[Extracted data entries]
┌──
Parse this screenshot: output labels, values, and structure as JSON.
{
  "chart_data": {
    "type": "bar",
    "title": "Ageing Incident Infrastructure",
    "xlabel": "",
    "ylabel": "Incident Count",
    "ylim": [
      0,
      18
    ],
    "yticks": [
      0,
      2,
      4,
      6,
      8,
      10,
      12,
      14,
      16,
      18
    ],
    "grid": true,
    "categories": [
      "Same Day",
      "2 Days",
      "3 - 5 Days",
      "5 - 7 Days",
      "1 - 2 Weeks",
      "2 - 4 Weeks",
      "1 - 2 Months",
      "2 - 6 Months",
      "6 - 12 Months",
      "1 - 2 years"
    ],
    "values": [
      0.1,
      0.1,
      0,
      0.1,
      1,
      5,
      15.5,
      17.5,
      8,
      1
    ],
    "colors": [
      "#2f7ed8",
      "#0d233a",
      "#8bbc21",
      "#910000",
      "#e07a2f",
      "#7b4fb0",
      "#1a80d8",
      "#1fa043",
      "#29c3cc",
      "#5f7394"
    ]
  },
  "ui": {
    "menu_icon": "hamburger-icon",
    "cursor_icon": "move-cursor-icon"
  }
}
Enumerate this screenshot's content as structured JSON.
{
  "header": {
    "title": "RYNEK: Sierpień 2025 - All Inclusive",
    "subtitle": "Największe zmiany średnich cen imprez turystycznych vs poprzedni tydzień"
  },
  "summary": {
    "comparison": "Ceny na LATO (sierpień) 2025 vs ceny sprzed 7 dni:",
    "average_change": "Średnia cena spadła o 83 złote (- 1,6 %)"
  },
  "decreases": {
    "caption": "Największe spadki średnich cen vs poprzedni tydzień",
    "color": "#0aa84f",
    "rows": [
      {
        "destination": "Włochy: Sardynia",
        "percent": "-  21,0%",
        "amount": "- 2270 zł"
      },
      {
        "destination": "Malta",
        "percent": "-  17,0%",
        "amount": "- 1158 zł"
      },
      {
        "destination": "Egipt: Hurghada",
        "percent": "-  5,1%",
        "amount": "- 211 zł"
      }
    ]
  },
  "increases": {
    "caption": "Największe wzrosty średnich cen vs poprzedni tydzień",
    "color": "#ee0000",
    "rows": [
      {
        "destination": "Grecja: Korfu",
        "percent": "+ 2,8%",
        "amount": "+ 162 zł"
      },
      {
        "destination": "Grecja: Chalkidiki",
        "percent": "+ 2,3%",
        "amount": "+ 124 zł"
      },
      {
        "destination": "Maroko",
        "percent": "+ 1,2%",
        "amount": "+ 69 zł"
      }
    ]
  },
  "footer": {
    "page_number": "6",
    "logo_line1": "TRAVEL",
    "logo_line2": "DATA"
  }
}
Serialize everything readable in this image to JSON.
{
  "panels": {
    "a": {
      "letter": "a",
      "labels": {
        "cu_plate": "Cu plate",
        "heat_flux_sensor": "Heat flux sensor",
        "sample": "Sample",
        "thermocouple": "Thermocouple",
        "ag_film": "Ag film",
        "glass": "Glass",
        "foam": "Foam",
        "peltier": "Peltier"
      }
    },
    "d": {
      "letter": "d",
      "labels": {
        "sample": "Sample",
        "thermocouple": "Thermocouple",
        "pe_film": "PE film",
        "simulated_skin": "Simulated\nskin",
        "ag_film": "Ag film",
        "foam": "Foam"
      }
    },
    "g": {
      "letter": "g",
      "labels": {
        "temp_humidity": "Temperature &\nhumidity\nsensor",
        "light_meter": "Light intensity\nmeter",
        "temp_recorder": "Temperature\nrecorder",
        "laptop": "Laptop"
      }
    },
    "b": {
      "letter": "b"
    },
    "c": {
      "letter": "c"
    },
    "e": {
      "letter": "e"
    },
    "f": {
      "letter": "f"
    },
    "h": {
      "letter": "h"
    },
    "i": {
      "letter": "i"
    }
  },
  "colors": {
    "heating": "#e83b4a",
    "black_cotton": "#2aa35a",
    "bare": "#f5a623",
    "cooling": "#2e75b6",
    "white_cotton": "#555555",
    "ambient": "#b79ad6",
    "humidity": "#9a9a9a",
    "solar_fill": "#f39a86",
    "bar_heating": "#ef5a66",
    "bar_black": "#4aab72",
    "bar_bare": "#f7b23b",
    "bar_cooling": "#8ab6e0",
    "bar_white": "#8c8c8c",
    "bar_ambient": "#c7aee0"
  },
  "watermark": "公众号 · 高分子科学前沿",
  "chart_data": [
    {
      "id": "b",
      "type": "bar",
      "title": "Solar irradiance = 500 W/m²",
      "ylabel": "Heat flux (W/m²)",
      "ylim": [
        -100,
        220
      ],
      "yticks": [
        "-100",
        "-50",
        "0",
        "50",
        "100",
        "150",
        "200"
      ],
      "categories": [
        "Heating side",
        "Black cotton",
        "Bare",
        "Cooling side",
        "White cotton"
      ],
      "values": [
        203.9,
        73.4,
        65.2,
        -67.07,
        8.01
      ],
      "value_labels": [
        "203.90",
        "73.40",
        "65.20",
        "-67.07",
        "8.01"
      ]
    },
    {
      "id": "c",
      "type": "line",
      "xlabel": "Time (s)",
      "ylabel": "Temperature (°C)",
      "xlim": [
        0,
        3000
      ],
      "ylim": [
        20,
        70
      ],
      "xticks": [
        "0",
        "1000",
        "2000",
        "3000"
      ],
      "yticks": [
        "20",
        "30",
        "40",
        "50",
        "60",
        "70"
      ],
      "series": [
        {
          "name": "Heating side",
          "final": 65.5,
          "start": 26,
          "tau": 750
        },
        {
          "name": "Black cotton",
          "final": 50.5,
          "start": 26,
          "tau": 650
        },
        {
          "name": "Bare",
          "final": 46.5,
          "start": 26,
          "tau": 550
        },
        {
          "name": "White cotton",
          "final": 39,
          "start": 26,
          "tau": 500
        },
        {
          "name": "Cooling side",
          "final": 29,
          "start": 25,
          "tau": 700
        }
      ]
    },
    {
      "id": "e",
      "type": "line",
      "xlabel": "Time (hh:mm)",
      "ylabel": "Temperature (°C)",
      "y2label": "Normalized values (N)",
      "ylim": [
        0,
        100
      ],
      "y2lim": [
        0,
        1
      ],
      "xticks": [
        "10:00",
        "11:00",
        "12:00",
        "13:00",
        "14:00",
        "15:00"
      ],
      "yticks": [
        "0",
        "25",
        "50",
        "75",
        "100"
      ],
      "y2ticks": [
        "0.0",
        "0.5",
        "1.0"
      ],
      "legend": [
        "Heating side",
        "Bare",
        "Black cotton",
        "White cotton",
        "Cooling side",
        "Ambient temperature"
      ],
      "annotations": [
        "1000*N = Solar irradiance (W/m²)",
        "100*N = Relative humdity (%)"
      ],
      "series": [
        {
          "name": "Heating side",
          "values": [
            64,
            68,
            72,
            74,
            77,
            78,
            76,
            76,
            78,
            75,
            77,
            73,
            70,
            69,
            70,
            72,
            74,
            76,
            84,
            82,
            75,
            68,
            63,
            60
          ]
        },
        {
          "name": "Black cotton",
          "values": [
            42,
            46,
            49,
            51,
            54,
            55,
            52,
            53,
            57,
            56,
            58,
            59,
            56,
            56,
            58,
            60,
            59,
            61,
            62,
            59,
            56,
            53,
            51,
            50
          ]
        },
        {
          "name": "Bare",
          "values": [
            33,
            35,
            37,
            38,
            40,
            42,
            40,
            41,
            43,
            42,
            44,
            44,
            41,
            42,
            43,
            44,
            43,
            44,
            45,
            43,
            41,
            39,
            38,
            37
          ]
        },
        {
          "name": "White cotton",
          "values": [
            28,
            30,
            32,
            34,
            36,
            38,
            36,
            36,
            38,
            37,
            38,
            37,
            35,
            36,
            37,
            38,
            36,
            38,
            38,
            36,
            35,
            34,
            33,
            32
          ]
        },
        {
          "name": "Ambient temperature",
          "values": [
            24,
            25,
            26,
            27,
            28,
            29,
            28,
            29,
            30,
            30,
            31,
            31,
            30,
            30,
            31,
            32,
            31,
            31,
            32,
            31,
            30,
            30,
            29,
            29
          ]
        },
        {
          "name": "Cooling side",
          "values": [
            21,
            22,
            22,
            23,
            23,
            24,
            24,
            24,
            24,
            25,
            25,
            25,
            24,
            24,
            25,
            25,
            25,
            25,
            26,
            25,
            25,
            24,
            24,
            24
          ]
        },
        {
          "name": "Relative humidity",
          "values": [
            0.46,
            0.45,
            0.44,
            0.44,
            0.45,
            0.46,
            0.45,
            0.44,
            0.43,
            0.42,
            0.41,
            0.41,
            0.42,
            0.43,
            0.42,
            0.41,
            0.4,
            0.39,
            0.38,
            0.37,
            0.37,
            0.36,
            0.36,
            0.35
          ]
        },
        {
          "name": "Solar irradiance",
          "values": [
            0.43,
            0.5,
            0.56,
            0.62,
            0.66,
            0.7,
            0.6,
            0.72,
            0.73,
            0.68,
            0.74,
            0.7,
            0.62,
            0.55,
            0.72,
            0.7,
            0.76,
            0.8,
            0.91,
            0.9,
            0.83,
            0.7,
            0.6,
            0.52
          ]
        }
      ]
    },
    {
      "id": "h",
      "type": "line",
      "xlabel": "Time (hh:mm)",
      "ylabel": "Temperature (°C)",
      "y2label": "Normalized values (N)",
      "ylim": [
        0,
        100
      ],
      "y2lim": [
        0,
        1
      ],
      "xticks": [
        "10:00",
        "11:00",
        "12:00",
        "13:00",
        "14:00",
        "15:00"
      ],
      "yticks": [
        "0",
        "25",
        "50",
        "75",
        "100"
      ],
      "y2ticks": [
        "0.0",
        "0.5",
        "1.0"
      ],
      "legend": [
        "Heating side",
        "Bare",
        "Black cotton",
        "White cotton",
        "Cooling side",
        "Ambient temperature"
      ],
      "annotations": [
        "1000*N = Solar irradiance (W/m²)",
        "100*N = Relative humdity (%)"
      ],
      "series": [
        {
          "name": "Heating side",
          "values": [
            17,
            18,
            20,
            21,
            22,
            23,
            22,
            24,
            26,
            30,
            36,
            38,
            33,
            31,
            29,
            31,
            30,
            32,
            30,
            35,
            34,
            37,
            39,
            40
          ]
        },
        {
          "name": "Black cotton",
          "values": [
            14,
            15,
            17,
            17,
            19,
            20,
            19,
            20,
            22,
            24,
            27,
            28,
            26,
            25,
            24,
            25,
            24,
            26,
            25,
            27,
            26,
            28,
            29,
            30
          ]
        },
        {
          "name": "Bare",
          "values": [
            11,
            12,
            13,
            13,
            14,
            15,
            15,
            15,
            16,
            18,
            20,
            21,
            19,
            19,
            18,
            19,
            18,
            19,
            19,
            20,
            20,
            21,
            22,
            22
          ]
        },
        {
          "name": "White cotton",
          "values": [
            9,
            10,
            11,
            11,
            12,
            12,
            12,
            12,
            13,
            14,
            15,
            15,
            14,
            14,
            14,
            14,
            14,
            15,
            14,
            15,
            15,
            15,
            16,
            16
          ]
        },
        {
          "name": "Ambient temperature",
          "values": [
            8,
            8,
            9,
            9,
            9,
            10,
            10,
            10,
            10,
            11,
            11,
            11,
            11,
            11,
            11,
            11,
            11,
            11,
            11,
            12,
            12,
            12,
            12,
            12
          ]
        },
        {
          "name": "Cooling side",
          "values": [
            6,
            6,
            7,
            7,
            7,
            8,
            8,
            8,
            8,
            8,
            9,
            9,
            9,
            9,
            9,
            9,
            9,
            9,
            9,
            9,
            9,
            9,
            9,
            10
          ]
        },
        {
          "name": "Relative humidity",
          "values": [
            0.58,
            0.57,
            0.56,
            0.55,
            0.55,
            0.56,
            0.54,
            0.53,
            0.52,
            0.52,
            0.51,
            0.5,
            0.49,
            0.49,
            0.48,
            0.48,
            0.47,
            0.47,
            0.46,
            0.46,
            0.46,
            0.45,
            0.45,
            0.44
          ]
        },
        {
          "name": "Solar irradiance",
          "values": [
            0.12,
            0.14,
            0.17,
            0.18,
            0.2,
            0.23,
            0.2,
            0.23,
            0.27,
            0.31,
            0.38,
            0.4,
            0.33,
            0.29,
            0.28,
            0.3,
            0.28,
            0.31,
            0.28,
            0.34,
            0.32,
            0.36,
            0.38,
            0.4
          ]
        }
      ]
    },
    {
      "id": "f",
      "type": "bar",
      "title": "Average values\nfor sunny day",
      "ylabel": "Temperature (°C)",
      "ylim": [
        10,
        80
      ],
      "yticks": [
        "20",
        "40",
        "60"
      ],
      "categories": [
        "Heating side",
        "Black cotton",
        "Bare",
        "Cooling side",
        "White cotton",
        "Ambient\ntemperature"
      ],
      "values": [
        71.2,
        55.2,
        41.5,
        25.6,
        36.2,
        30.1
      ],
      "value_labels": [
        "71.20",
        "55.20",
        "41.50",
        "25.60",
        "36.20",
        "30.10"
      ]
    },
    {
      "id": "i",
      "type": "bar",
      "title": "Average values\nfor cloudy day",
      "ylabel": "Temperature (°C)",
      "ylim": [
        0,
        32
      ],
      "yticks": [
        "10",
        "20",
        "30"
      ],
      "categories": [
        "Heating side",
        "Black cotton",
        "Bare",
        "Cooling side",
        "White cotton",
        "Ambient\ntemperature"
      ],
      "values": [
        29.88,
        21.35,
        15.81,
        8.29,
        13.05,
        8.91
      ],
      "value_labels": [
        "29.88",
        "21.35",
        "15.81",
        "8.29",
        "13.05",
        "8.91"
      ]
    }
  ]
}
└──
## Task
Count the lines above that contain the word "amount", and reply with only that number.

## Completed task
6